Work to be completed:
Your task is to repeat all of the material exactly.

Stored records
--
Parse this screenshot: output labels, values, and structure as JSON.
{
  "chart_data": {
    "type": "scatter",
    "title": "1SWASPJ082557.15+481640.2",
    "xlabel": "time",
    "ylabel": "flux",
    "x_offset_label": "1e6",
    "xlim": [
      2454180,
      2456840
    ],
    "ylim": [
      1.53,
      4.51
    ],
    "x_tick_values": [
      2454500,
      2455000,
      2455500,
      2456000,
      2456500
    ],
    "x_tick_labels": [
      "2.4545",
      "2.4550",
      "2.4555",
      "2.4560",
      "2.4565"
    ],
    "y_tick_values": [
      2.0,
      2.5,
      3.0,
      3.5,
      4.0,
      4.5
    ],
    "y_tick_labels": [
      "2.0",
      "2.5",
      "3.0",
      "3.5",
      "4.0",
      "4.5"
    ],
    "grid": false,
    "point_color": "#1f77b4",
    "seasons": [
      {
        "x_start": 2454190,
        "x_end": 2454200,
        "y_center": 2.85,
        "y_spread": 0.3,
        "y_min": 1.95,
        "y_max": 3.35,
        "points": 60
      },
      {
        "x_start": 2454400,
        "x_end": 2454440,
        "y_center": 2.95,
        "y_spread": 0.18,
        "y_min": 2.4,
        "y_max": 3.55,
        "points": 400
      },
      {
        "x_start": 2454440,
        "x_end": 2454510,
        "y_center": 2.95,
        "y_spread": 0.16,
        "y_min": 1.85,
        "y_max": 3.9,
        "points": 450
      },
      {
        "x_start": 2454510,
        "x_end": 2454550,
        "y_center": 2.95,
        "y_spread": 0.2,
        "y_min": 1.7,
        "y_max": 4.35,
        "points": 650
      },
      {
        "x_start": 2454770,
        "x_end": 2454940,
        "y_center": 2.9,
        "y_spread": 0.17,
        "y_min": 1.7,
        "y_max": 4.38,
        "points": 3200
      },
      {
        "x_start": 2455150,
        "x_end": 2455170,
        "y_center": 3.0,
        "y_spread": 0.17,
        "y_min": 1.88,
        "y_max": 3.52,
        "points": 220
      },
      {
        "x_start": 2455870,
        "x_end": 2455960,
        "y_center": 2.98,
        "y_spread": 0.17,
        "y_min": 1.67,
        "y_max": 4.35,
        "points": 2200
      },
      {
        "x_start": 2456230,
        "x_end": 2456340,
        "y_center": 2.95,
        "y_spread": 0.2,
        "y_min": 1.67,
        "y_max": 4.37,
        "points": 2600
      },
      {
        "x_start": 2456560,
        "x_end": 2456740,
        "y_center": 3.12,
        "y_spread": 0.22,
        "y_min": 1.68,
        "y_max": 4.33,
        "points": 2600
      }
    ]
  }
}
--
Reply to the exercise:
Parse this screenshot: output labels, values, and structure as JSON.
{
  "chart_data": {
    "type": "scatter",
    "title": "1SWASPJ082557.15+481640.2",
    "xlabel": "time",
    "ylabel": "flux",
    "x_offset_label": "1e6",
    "xlim": [
      2454180,
      2456840
    ],
    "ylim": [
      1.53,
      4.51
    ],
    "x_tick_values": [
      2454500,
      2455000,
      2455500,
      2456000,
      2456500
    ],
    "x_tick_labels": [
      "2.4545",
      "2.4550",
      "2.4555",
      "2.4560",
      "2.4565"
    ],
    "y_tick_values": [
      2.0,
      2.5,
      3.0,
      3.5,
      4.0,
      4.5
    ],
    "y_tick_labels": [
      "2.0",
      "2.5",
      "3.0",
      "3.5",
      "4.0",
      "4.5"
    ],
    "grid": false,
    "point_color": "#1f77b4",
    "seasons": [
      {
        "x_start": 2454190,
        "x_end": 2454200,
        "y_center": 2.85,
        "y_spread": 0.3,
        "y_min": 1.95,
        "y_max": 3.35,
        "points": 60
      },
      {
        "x_start": 2454400,
        "x_end": 2454440,
        "y_center": 2.95,
        "y_spread": 0.18,
        "y_min": 2.4,
        "y_max": 3.55,
        "points": 400
      },
      {
        "x_start": 2454440,
        "x_end": 2454510,
        "y_center": 2.95,
        "y_spread": 0.16,
        "y_min": 1.85,
        "y_max": 3.9,
        "points": 450
      },
      {
        "x_start": 2454510,
        "x_end": 2454550,
        "y_center": 2.95,
        "y_spread": 0.2,
        "y_min": 1.7,
        "y_max": 4.35,
        "points": 650
      },
      {
        "x_start": 2454770,
        "x_end": 2454940,
        "y_center": 2.9,
        "y_spread": 0.17,
        "y_min": 1.7,
        "y_max": 4.38,
        "points": 3200
      },
      {
        "x_start": 2455150,
        "x_end": 2455170,
        "y_center": 3.0,
        "y_spread": 0.17,
        "y_min": 1.88,
        "y_max": 3.52,
        "points": 220
      },
      {
        "x_start": 2455870,
        "x_end": 2455960,
        "y_center": 2.98,
        "y_spread": 0.17,
        "y_min": 1.67,
        "y_max": 4.35,
        "points": 2200
      },
      {
        "x_start": 2456230,
        "x_end": 2456340,
        "y_center": 2.95,
        "y_spread": 0.2,
        "y_min": 1.67,
        "y_max": 4.37,
        "points": 2600
      },
      {
        "x_start": 2456560,
        "x_end": 2456740,
        "y_center": 3.12,
        "y_spread": 0.22,
        "y_min": 1.68,
        "y_max": 4.33,
        "points": 2600
      }
    ]
  }
}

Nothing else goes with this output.